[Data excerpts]
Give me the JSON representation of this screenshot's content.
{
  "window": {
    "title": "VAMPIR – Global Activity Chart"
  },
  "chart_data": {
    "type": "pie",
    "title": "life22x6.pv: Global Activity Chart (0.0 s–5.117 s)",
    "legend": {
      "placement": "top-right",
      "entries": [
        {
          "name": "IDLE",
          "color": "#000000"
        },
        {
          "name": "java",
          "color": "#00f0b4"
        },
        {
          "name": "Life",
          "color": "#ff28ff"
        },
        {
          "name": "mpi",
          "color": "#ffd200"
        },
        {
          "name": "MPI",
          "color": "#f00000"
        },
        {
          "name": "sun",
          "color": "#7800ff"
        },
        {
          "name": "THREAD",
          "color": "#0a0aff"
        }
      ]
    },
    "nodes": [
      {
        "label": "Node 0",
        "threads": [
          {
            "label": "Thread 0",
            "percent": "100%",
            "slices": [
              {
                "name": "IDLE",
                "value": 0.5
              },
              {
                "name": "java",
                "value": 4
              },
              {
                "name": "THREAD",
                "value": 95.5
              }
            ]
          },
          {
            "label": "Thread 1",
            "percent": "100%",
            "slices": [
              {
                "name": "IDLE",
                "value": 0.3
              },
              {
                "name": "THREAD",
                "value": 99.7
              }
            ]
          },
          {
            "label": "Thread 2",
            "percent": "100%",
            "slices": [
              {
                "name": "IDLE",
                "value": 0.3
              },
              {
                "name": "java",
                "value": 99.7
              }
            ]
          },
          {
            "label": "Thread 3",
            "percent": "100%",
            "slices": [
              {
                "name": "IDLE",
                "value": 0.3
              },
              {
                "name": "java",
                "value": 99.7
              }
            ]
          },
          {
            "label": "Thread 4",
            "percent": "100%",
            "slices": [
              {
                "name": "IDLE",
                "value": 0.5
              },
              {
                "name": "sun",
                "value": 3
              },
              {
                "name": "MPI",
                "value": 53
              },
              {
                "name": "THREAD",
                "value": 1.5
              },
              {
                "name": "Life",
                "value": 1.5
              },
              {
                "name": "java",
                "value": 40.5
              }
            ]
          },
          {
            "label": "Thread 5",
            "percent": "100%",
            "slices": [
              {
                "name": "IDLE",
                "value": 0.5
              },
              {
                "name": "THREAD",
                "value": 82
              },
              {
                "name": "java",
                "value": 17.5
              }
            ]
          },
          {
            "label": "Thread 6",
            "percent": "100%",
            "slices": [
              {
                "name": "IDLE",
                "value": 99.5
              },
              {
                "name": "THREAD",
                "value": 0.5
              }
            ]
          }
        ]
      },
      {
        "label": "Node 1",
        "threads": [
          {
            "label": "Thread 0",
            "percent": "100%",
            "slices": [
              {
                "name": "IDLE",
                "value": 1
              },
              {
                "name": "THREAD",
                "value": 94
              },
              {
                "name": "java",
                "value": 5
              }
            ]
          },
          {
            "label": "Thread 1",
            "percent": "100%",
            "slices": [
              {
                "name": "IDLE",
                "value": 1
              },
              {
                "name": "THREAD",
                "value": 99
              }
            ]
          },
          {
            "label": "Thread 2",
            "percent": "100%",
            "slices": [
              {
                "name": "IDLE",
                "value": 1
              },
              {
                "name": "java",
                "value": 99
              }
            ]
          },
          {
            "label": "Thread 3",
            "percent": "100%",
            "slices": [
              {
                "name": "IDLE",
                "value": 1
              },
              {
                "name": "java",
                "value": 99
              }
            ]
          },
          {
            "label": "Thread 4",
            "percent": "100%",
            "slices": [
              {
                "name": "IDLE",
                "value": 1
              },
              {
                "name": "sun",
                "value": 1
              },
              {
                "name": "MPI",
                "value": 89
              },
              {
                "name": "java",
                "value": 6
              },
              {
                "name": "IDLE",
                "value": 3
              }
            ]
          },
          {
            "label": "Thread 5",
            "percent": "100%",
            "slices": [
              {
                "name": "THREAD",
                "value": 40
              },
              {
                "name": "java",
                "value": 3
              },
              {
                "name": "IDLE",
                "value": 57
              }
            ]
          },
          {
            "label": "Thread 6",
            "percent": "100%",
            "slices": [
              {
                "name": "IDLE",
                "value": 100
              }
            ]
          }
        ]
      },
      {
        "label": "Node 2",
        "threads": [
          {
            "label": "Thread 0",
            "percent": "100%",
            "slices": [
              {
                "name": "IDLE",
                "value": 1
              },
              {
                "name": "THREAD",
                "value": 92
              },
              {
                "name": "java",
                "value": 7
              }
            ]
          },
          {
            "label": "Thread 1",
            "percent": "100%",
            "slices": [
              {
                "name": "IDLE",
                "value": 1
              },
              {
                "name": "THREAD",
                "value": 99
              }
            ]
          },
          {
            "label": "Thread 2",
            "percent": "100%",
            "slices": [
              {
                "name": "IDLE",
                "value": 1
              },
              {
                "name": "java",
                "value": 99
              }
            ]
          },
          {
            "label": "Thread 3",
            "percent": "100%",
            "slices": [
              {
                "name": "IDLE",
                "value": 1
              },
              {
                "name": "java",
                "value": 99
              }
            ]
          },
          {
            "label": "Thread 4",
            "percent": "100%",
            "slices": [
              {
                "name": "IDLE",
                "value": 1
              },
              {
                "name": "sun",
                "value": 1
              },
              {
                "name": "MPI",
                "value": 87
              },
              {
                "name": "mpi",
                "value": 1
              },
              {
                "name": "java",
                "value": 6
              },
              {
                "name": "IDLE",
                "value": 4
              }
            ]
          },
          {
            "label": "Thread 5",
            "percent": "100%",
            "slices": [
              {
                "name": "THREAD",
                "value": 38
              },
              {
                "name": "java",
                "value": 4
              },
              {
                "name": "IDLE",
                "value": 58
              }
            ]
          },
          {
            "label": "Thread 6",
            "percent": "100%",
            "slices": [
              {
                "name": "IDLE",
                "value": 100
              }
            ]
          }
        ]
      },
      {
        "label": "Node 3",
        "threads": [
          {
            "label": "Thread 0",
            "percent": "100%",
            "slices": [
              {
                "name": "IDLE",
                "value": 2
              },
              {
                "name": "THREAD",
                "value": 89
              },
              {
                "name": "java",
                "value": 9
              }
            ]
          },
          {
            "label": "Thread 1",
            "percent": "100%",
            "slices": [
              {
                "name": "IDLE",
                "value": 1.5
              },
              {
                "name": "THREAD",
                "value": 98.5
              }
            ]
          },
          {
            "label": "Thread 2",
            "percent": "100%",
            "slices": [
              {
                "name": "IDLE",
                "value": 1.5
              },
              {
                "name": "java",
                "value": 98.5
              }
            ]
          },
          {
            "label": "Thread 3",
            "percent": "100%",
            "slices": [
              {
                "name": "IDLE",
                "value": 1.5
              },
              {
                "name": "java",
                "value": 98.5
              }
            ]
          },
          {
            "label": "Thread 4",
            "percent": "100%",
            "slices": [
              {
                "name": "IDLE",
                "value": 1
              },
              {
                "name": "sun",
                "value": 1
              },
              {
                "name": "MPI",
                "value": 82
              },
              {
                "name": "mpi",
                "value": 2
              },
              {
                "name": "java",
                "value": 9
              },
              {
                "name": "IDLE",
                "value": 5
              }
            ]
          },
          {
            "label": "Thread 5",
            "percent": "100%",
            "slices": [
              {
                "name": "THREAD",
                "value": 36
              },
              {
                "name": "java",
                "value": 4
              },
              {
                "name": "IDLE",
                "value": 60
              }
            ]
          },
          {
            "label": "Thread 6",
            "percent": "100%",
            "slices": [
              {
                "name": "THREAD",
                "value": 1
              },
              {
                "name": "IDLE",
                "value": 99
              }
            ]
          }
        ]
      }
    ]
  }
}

◆ **TASK GOAL**
In the lines above, find each one with "Global" and list it.

◆ **EXERCISE ANSWER**
    "title": "VAMPIR – Global Activity Chart"
    "title": "life22x6.pv: Global Activity Chart (0.0 s–5.117 s)",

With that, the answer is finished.